WORK TO COMPLETE - Where a line in the listing below contains the word "Extract", copy that line.

SOURCE MATERIAL -
---
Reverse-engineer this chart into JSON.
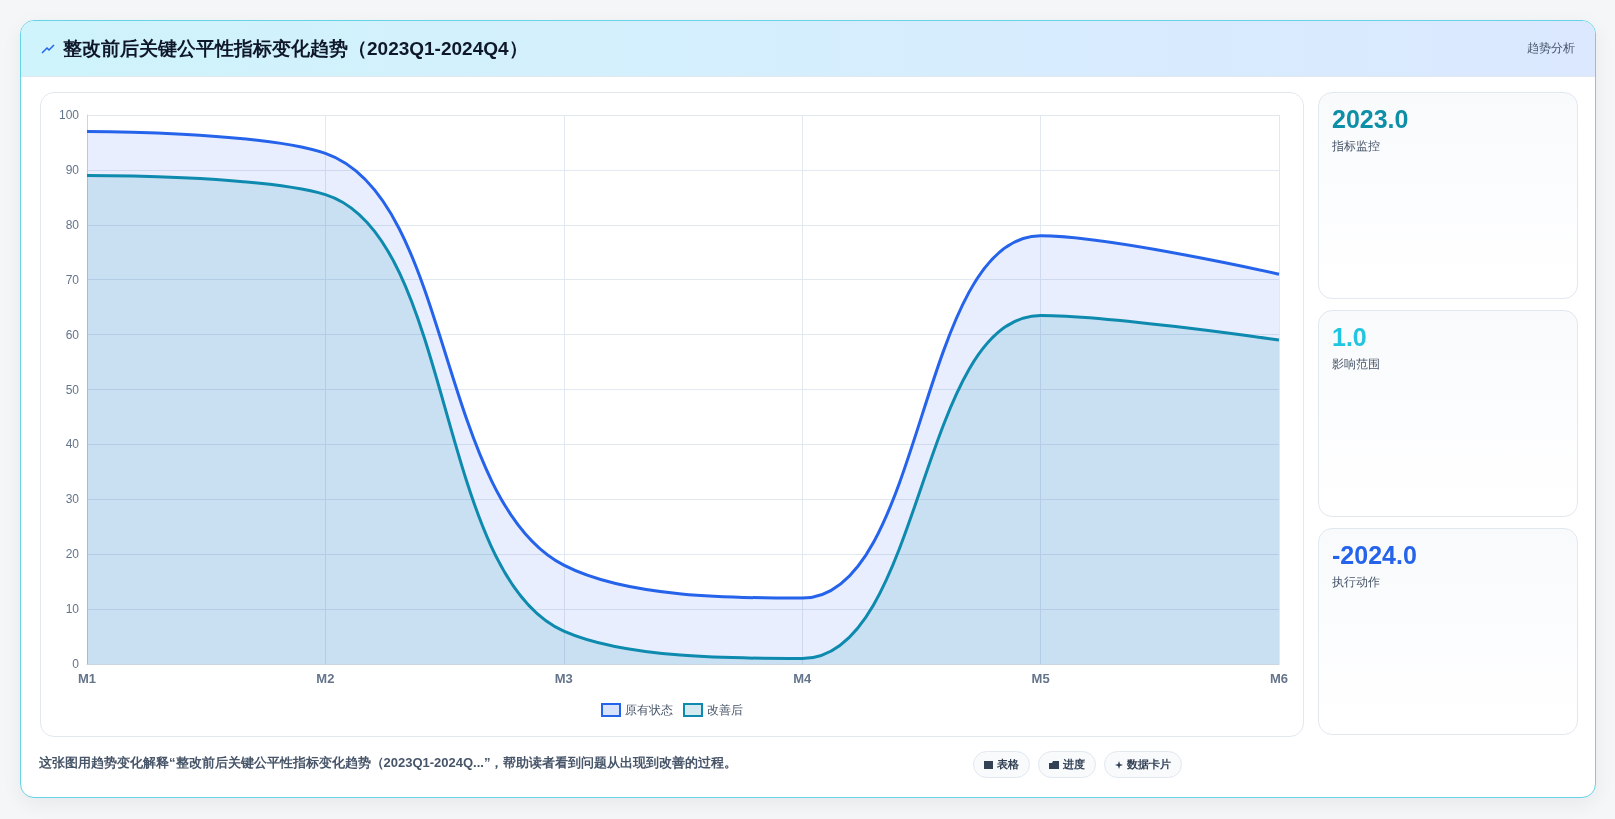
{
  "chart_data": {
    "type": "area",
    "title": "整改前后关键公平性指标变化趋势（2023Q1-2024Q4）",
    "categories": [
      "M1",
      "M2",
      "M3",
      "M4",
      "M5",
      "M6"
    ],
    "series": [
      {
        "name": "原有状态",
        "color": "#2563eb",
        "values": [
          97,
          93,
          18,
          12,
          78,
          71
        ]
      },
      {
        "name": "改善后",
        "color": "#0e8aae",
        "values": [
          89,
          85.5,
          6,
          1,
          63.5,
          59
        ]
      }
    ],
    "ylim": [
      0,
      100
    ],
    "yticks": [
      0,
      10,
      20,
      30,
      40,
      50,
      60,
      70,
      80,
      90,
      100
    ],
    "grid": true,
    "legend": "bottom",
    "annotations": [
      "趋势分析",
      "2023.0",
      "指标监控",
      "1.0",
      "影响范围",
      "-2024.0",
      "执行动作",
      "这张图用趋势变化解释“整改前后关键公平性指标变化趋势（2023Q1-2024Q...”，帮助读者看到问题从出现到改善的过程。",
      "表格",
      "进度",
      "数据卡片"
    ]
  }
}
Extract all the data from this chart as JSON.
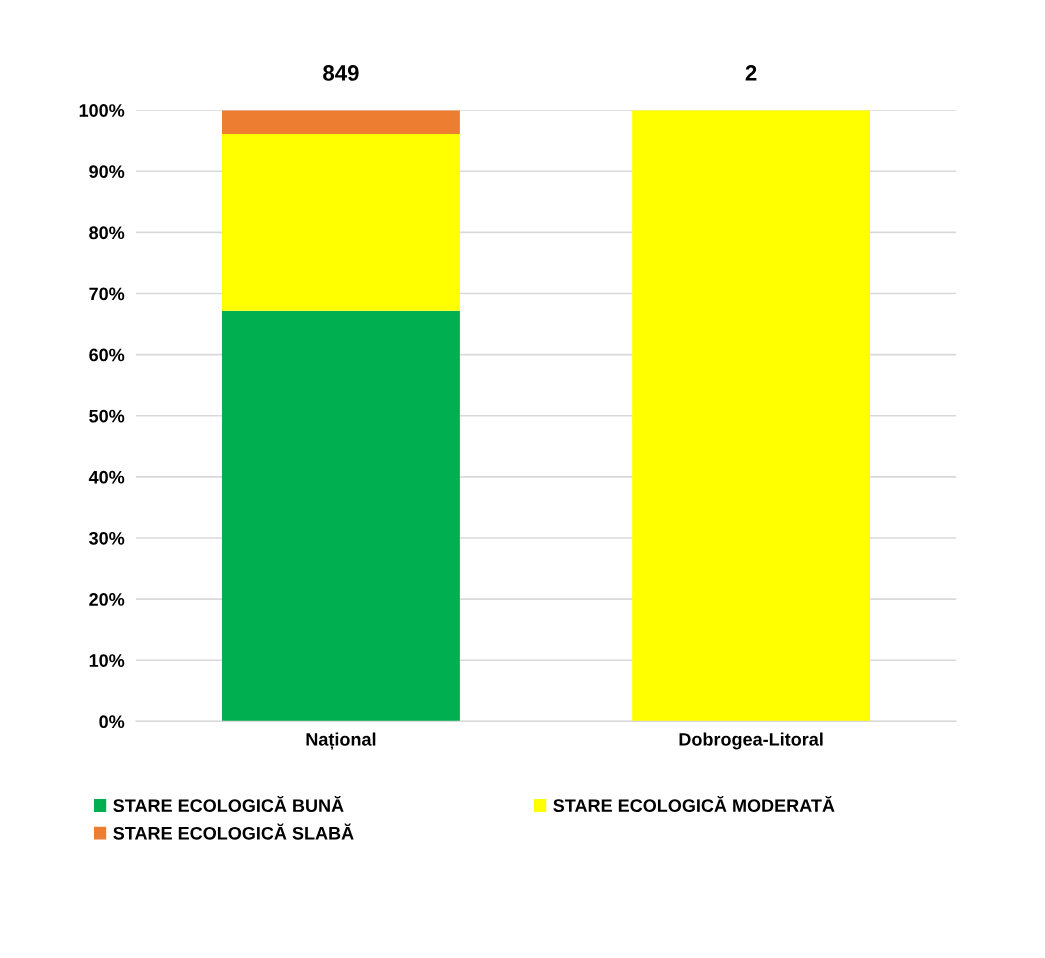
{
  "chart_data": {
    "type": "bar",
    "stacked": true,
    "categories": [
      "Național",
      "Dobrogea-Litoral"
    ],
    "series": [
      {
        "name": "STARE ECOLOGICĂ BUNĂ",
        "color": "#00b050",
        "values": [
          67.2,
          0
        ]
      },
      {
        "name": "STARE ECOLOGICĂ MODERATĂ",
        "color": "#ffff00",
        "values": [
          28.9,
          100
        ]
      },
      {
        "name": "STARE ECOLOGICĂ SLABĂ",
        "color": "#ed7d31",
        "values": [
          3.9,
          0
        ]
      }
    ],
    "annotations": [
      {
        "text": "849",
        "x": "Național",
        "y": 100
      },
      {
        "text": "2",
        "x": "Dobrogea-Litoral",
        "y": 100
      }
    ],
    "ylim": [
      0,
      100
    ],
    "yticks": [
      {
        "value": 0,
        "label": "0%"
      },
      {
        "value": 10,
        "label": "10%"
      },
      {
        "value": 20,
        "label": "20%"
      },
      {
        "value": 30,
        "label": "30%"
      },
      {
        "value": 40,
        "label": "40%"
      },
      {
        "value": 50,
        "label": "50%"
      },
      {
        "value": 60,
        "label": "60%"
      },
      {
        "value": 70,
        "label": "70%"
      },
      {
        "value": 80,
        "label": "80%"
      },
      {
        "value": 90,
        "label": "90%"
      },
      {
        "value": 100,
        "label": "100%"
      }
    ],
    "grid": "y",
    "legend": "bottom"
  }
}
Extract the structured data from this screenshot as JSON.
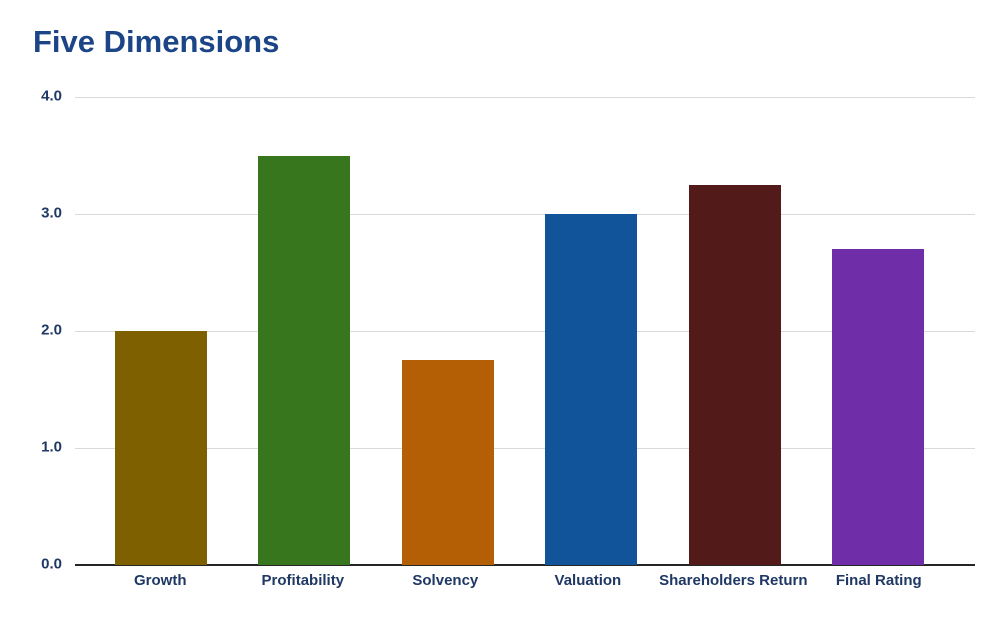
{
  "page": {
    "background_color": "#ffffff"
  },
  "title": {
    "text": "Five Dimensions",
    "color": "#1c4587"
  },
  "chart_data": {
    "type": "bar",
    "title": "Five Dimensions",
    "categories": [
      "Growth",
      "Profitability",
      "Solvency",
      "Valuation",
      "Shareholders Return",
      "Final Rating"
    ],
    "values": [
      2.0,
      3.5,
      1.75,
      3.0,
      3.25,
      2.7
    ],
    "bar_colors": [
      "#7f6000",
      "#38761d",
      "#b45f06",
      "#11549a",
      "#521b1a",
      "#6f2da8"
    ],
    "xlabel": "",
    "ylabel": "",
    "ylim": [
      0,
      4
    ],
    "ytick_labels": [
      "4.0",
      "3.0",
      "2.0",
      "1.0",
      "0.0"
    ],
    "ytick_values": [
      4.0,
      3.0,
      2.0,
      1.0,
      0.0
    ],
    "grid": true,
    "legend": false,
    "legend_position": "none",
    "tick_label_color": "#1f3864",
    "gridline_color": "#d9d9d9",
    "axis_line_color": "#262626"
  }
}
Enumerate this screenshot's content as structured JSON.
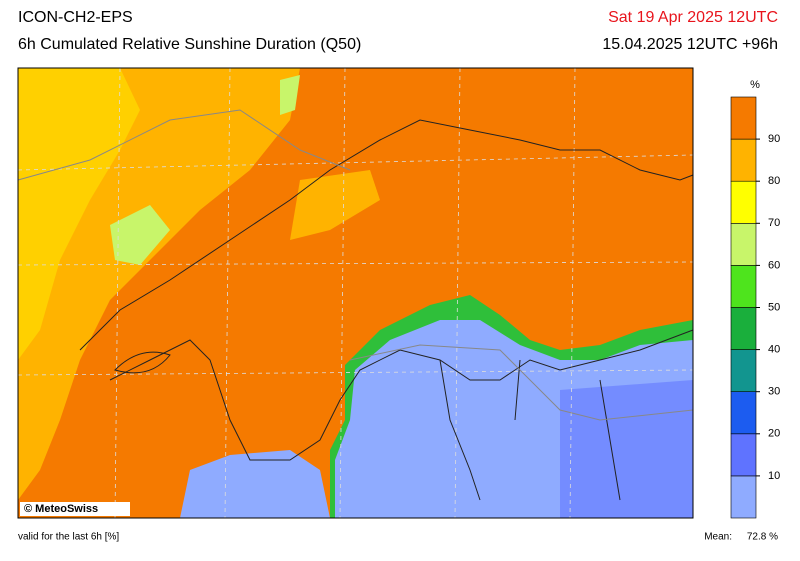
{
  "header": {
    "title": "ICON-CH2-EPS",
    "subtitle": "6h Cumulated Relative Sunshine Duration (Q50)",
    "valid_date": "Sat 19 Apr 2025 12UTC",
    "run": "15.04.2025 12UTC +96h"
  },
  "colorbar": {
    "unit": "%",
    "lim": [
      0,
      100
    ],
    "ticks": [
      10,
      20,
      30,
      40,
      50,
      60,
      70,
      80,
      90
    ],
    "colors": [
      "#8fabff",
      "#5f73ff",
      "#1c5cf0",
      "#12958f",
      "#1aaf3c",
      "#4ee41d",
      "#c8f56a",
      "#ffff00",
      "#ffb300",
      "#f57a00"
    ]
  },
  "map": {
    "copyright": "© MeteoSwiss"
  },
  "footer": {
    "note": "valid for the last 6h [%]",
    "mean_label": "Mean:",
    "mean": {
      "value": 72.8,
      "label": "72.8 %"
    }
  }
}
---
ANSWER TO THE PROBLEM -
Extract all the data from this chart as JSON.
Extract the structured data from this screenshot as JSON.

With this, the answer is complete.